* BEGIN DATA PROVIDED *
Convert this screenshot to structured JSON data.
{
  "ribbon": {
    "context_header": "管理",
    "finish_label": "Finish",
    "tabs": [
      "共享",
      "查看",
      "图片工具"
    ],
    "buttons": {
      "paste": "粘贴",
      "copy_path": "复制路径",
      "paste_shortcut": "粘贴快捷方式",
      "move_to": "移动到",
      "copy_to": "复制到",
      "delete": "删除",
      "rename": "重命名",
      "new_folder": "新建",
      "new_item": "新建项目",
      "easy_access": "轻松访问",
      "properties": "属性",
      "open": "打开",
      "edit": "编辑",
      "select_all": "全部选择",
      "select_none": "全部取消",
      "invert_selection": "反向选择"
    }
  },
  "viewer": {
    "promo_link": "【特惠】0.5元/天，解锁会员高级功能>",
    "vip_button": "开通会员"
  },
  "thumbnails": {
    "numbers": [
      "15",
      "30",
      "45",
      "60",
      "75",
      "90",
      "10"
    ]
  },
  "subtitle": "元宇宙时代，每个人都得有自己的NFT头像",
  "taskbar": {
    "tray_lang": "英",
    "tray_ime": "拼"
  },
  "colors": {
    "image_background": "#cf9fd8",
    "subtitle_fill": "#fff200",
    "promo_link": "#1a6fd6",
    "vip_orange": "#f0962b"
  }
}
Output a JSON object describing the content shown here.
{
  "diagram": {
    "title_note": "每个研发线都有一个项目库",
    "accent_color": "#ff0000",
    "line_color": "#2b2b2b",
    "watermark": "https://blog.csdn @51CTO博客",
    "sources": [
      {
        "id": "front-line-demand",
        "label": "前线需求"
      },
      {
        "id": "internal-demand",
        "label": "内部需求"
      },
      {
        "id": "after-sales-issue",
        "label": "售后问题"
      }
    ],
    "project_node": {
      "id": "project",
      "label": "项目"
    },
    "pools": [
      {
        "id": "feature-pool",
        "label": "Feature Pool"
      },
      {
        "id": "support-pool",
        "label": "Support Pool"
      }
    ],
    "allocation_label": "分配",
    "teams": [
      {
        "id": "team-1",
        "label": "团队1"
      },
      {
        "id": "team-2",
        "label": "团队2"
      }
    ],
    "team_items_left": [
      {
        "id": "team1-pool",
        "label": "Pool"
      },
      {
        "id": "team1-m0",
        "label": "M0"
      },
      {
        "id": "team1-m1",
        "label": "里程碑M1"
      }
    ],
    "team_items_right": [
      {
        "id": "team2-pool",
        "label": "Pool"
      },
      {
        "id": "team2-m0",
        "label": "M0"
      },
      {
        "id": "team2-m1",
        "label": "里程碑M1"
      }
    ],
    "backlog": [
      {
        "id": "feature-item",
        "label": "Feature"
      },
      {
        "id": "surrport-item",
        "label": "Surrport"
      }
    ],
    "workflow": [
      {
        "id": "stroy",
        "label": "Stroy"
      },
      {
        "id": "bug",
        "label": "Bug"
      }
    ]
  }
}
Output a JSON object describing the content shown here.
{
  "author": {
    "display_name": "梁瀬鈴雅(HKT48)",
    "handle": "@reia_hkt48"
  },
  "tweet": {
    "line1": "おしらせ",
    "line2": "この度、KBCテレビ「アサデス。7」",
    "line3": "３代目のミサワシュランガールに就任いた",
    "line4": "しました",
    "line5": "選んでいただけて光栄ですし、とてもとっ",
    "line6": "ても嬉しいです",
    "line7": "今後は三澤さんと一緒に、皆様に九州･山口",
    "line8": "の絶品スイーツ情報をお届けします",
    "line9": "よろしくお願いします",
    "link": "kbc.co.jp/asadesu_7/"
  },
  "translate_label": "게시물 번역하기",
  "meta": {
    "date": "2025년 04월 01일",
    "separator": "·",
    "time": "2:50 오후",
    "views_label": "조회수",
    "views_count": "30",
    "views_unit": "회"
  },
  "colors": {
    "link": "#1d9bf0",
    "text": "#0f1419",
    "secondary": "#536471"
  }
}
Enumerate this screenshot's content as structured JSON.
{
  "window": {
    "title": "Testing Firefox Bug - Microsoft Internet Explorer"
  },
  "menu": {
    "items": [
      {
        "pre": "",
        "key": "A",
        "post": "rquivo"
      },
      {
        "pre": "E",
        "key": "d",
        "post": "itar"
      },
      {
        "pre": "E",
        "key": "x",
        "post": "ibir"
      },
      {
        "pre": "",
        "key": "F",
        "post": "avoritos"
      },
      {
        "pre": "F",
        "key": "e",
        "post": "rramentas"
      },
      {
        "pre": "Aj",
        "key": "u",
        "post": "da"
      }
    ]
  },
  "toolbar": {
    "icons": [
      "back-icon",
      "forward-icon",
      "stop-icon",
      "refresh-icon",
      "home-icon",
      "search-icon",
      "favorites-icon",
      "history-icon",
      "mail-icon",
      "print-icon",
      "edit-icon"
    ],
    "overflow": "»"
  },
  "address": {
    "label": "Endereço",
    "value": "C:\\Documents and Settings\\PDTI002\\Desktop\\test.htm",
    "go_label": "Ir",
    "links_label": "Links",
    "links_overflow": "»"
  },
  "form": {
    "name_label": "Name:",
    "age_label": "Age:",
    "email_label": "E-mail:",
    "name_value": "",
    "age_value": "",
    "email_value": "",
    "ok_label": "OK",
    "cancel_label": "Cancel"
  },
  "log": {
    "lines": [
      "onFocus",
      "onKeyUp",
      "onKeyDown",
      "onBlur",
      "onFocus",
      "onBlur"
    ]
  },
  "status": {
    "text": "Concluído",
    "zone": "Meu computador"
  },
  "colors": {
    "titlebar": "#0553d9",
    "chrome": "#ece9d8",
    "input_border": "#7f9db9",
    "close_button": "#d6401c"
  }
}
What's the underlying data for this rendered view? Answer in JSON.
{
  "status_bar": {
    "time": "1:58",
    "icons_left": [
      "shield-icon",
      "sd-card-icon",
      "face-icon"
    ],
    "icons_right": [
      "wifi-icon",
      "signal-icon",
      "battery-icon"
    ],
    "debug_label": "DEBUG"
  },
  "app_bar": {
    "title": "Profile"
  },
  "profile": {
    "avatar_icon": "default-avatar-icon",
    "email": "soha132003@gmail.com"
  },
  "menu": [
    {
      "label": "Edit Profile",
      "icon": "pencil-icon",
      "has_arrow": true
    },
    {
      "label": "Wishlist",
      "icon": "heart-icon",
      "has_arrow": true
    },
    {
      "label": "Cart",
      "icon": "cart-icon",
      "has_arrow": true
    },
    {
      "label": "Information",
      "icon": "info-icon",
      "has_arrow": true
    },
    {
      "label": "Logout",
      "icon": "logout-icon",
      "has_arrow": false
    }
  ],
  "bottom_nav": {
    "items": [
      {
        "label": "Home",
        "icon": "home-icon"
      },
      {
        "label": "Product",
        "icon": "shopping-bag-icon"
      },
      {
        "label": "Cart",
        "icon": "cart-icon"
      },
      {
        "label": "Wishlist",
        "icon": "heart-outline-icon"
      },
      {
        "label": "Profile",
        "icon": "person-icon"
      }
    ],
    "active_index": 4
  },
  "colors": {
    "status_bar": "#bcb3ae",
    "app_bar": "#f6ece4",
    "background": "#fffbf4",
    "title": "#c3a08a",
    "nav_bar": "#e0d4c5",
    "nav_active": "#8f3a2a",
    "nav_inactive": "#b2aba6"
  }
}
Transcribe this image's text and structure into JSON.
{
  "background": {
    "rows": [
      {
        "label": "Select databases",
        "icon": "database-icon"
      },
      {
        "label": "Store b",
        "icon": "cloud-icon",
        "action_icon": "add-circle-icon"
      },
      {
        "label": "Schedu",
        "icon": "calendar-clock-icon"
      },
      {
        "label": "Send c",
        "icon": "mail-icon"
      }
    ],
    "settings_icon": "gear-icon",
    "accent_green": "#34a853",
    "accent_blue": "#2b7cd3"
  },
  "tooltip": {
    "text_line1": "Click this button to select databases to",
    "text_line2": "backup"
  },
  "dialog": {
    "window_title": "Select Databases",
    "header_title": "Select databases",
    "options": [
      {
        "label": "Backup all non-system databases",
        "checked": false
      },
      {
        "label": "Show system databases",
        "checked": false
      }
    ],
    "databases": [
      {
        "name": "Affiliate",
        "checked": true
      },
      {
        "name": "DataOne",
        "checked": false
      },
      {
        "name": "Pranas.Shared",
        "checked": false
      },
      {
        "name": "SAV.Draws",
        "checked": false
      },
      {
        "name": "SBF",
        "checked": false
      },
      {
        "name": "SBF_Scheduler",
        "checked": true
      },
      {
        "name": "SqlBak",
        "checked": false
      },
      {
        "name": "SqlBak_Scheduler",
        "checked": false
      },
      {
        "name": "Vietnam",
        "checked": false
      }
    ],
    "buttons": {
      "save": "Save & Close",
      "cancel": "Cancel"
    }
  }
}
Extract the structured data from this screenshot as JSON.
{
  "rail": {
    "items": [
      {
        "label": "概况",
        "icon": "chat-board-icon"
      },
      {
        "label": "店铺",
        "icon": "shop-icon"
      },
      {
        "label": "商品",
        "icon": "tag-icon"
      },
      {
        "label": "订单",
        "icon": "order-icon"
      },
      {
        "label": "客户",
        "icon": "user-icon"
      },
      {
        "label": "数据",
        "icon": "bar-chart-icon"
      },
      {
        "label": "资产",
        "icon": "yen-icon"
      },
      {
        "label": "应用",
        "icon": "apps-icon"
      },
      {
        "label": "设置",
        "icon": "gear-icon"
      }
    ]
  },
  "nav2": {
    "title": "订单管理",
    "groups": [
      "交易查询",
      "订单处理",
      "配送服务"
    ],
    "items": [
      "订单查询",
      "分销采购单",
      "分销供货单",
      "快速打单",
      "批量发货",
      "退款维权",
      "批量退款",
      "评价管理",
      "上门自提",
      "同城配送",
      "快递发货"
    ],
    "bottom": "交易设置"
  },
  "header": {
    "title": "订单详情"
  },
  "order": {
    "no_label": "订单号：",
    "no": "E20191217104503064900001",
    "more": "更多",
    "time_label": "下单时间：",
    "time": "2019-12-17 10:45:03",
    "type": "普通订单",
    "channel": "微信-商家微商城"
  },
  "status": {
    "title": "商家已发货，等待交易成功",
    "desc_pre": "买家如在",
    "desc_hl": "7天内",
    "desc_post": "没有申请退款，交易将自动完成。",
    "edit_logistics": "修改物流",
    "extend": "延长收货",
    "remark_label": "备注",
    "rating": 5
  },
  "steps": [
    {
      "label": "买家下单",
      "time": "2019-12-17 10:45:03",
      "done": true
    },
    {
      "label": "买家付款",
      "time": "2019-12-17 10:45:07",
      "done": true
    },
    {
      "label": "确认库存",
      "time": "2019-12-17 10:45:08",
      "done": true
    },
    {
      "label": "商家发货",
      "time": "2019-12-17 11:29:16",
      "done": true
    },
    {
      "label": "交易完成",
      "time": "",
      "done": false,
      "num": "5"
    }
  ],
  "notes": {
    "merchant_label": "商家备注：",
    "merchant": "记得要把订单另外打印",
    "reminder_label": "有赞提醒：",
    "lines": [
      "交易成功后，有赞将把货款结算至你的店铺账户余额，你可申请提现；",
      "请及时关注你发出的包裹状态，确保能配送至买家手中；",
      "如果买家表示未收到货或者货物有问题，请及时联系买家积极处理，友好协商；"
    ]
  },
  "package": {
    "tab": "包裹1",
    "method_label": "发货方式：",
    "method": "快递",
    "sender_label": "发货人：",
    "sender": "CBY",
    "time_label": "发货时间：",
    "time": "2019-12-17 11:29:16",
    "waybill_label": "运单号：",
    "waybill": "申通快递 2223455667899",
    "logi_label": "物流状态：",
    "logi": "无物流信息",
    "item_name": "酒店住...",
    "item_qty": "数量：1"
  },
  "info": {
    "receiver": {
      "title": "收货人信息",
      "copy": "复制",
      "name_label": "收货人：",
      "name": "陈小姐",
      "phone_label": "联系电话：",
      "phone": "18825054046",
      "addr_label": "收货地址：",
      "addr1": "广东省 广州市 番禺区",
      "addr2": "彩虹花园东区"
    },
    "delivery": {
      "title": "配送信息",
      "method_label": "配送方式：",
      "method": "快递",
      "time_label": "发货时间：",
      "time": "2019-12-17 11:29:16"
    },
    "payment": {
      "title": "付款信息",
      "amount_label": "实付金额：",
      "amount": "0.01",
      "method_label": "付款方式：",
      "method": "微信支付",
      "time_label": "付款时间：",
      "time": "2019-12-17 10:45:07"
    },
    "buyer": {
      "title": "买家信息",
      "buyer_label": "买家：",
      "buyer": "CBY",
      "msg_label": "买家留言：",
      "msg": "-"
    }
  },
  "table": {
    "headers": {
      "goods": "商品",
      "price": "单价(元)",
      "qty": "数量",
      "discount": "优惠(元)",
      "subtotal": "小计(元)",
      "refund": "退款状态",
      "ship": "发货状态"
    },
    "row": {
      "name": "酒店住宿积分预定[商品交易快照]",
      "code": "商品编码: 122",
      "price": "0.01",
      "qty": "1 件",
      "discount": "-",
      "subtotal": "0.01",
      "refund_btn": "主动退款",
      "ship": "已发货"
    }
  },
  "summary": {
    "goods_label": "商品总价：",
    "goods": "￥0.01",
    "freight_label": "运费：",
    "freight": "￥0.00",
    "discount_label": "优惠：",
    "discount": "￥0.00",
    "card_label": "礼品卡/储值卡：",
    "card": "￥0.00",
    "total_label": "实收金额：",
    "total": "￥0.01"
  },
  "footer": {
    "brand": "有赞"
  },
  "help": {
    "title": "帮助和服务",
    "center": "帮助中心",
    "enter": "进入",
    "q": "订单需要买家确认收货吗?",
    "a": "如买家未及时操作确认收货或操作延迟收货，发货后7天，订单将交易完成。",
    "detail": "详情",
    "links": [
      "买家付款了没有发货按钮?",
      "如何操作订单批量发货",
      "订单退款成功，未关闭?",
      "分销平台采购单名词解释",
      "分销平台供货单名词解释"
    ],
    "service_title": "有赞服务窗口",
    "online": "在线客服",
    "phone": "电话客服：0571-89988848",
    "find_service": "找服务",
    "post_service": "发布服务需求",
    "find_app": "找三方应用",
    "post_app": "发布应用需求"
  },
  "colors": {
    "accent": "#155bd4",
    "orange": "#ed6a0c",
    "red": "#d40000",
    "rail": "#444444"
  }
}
* END DATA PROVIDED *
*TASK DESCRIPTION*: Your answer should be a single number: the count of lines in the material above that contain "gear".

*RESULT*: 2